• **ФРАГМЕНТ ТЕКСТА**:
====================

На поверхности литературной борьбы это неприятие обрисовывается как бунт конкретной четкости против общей расплывчатости. "Некто — некогда — негде — о ничем…" А надо давать ясные имена вещам! Подобно Адаму. Термин "адамизм", выдвинутый Гумилевым в противовес символизму, не приклеился, приклеился придуманный про запас Городецким "акмеизм", но сверхзадача — та же. Умная Ахматова, не желавшая подменять реальность "поэтическим бредом", много лет спустя с улыбкой обнажила сверхзадачу: да просто расчищали место… Это справедливо для Городецкого, однако на уровне Блока и Гумилева (и самой Ахматовой, и Мандельштама) "место" к журнальной площадке не сводится — это "место" в мироздании. Блок и Гумилев работают на одном образном поле, но строят принципиально разные миры. Блок сопрягает — Гумилев расщепляет. Блок видит Целое, Гумилев не видит. Блок переполнен, Гумилев воспален, опустошен, выжжен. Для Блока стихи Гумилева — что-то, имеющее лишь "два измерения", что-то "выдуманное", а то и "пустоватое". Для Гумилева стихи Блока — "царственное безумие, влитое в полнозвучный стих".
Безумие — главное определение гумилевского антимира, главное зло, роковая порча для четкого, взнузданного, горько-трезвого, жертвенного и мужественного разума:
Гениальные строки, воскрешенные Солженицыным в "Августе 1914-го". Это не магия формы, это бытийная акция, абсолютно верная внутреннему посылу.
"Переполненность", эмоциональная избыточность тех поэтов Серебряного века, которые возлагают на мир свое отчаяние, возникает как бы в компенсацию: в глубине-то души они безгранично верят в неотменимую реальность своего мира, будь то мир избы или мир коммуны, европеизм или славянство, индивид или "общественность" — мир схвачен невидимым "серебряным поясом", он не нуждается в дополнительных внешних обручах. Либо поддается им, радостно, как у Маяковского, "ломая себя".

====================

• **ЗАДАНИЕ 1**: Какой термин Гумилев выдвинул в противовес символизму, согласно тексту о Блоке и Гумилеве?
• **ЗАДАНИЕ 2**: Приведите продолжение текста о Блоке и Гумилеве, начиная сразу после его последнего предложения.

====================

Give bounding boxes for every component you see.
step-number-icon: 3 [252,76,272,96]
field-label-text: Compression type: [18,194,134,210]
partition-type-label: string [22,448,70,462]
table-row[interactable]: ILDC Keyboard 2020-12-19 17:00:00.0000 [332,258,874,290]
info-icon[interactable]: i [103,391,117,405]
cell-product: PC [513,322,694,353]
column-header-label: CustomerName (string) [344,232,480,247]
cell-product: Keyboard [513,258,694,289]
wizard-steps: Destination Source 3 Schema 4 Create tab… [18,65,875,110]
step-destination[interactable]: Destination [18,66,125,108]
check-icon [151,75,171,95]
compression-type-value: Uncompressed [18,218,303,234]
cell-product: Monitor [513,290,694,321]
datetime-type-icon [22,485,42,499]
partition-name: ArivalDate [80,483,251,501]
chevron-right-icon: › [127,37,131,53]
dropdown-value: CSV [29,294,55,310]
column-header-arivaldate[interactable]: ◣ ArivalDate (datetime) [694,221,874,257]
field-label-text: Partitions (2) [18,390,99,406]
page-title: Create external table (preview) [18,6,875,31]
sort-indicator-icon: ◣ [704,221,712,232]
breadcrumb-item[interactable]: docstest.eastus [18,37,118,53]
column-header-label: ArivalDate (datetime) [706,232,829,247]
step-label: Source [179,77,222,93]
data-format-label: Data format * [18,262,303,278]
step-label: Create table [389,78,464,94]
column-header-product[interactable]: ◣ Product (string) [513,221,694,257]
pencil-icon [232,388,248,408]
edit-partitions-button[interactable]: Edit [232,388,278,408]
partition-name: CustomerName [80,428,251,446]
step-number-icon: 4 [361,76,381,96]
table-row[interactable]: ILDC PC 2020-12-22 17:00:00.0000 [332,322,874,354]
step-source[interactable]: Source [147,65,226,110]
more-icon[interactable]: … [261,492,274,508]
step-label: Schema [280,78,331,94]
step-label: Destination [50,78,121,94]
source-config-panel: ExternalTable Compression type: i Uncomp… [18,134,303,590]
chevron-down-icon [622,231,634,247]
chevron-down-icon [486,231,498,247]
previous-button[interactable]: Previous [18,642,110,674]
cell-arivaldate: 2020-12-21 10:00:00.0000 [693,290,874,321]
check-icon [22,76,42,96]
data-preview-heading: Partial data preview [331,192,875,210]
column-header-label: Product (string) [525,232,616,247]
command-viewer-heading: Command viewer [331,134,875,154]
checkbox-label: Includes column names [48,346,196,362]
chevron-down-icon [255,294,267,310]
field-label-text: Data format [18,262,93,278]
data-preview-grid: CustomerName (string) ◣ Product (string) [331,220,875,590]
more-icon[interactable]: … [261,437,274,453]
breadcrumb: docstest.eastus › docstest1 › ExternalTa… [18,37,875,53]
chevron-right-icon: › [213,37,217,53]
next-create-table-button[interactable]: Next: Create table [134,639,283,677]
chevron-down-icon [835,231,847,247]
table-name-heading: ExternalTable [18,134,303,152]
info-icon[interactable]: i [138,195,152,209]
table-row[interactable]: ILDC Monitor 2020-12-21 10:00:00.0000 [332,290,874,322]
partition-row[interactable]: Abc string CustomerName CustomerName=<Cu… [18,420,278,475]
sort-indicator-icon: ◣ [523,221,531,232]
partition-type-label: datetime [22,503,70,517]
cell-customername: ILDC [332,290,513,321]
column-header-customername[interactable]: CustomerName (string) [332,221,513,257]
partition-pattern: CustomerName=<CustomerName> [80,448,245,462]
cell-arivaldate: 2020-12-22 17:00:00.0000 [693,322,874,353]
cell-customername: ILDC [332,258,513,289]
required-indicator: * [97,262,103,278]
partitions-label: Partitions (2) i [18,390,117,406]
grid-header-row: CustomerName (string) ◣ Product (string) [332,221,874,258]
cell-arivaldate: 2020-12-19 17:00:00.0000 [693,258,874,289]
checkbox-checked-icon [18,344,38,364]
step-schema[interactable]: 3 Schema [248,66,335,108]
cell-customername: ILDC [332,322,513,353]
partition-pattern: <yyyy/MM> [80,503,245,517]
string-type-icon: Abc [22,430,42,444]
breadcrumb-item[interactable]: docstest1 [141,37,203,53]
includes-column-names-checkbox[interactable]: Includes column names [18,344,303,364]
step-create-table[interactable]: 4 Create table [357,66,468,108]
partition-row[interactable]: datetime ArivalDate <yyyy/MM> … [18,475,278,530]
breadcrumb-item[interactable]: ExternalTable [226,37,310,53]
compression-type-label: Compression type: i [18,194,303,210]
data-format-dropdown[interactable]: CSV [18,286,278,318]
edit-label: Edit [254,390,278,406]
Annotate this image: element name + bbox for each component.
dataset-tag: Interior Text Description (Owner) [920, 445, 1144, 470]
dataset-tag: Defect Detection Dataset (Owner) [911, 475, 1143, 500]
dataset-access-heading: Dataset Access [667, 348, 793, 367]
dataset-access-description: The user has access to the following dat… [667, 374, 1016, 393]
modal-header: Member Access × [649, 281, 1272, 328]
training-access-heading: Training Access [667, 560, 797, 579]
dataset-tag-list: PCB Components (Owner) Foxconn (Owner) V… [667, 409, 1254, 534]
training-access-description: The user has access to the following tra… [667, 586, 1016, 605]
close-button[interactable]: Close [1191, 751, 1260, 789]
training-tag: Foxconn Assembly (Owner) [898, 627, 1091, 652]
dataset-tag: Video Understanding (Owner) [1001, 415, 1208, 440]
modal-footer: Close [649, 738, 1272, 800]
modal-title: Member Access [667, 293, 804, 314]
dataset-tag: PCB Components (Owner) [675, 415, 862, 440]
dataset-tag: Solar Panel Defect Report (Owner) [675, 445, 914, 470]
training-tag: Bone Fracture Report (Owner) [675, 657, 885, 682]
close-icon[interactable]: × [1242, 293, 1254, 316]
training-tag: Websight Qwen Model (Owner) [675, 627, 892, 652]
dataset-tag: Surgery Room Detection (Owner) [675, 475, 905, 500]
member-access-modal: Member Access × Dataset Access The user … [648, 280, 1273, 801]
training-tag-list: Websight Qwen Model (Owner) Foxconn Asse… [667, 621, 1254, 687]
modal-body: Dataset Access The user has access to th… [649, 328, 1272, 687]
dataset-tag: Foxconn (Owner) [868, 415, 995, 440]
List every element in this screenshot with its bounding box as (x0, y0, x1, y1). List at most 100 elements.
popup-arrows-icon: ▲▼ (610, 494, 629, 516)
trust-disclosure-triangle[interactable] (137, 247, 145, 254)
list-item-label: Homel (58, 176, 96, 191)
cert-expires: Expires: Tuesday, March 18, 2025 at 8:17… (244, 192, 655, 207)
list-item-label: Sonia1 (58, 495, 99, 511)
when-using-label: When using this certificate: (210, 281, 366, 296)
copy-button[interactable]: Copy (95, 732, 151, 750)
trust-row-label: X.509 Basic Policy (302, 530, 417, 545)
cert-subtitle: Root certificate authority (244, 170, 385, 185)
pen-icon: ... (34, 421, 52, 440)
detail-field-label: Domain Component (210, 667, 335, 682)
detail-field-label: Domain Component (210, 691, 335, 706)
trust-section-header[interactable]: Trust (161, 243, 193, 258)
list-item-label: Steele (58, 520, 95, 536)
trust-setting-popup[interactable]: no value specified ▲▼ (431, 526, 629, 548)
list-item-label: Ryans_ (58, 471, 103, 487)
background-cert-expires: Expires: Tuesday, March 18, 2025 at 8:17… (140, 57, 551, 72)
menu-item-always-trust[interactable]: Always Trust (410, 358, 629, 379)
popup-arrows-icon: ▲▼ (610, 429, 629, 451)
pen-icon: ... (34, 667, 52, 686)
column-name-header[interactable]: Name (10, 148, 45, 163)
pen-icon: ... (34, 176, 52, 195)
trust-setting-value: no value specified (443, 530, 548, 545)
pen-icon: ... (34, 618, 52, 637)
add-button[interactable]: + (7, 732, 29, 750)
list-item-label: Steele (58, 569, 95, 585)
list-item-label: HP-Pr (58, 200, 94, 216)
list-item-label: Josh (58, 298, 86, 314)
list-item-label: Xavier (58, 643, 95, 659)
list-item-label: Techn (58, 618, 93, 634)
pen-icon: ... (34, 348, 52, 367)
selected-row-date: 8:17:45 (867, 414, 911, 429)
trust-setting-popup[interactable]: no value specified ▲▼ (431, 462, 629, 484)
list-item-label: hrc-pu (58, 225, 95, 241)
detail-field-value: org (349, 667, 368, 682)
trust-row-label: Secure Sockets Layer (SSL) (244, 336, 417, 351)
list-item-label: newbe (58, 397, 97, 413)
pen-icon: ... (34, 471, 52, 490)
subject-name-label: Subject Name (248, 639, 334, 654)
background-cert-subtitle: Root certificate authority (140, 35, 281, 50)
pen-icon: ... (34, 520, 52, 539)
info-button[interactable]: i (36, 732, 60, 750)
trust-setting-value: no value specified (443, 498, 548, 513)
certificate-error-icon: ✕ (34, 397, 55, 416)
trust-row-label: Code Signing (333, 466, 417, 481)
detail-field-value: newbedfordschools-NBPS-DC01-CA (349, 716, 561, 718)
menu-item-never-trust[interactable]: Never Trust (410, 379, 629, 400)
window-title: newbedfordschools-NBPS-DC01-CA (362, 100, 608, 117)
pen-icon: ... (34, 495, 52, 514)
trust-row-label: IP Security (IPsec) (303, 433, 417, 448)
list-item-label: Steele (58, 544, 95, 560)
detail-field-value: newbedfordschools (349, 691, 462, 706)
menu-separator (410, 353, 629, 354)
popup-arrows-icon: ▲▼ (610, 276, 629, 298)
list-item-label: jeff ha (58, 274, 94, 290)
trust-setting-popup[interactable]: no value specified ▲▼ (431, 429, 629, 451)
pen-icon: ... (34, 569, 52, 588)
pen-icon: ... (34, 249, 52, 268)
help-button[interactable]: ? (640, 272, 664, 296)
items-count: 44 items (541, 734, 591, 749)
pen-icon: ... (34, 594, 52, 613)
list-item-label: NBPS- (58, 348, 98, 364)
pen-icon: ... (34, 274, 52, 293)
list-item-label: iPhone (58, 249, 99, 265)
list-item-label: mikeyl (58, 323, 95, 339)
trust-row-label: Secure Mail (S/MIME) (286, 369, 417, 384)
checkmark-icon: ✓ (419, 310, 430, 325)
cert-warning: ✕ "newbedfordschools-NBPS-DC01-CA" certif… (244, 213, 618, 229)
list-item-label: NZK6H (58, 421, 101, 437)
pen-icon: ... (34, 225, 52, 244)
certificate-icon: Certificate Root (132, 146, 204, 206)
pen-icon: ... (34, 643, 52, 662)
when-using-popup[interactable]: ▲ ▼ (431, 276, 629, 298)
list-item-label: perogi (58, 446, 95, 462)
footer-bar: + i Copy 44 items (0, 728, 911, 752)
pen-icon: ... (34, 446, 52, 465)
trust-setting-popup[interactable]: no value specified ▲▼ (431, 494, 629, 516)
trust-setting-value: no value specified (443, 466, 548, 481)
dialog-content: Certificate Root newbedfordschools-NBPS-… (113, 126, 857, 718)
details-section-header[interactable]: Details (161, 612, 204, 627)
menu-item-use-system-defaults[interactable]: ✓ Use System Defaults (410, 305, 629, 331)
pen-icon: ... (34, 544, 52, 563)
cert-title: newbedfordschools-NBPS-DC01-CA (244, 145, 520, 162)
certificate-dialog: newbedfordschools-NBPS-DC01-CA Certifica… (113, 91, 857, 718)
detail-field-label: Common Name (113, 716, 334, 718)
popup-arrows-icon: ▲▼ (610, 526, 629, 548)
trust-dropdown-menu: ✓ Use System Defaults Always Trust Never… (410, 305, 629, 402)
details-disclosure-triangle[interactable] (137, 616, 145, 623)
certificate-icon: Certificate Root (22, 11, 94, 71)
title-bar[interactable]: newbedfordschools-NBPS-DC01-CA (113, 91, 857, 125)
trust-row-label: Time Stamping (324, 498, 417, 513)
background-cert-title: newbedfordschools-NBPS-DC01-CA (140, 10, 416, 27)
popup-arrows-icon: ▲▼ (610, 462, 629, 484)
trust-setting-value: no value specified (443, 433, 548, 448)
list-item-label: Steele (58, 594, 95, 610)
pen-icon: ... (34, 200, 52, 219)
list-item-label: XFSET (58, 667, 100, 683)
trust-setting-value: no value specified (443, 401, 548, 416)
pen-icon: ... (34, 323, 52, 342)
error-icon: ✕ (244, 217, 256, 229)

====================

• **ОТВЕТ 1**: Адамизм.

• **ОТВЕТ 2**:
Но тот, кого изначально "томит каких-то острых линий бесконечность", кому чудятся "только кубы, ромбы да углы", кто "вперяется в окрестный мрак, ища давно знакомые виденья", — не потому ли и бредит формой, что не видит содержательной воплощенности мира? А не видит именно потому, что ждет от мира слишком идеальной полноты — слишком "знакомой"? Хочет строить на "каменьях", а — кругом — "песок". Сыплющееся золото. Твердость — хрупкость.
Мир Гумилева тверд и хрупок.
Лейтмотив — поединок. Роковой. Часто с другом. С любимым человеком. С женщиной — как олицетворением природы. "И мне сладко — не плачь, дорогая, — знать, что ты отравила меня".
Лейтмотив — восстание, бунт природных сил против безумств человека.
Гул стихий. "И диким ревом зарычат пустыни, горы и пещеры".
Лейтмотив — гибель. Скорая, неотвратимая. "И умру я не на постели, при нотариусе и враче, а в какой-нибудь дикой щели, утонувшей в густом плюще…"
Писали: не угадал… Какой "плющ" в чекистских подвалах? — Нет, как раз угадал. Обвиненных по таганцевскому делу не в подвалах казнили — их вывезли "на природу" и заставили рыть яму… не тут ли и проявил Гумилев поразившее расстрельщиков самообладание — копая себе в зарослях "дикую щель"? Другие кричали, просили пощады…
Он — нет. Он — в ином мире. "Как некогда в разросшихся хвощах ревела от сознания бессилья тварь скользкая, почуя на плечах еще не появившиеся крылья, — так век за веком — скоро ли, господь?.." Не прикованный ни к веку, ни к стране, дух вопрошает о смысле и, не услышав ответа, ждет, когда же свершатся пророчества, и яд жизни будет выжжен из космической бездны.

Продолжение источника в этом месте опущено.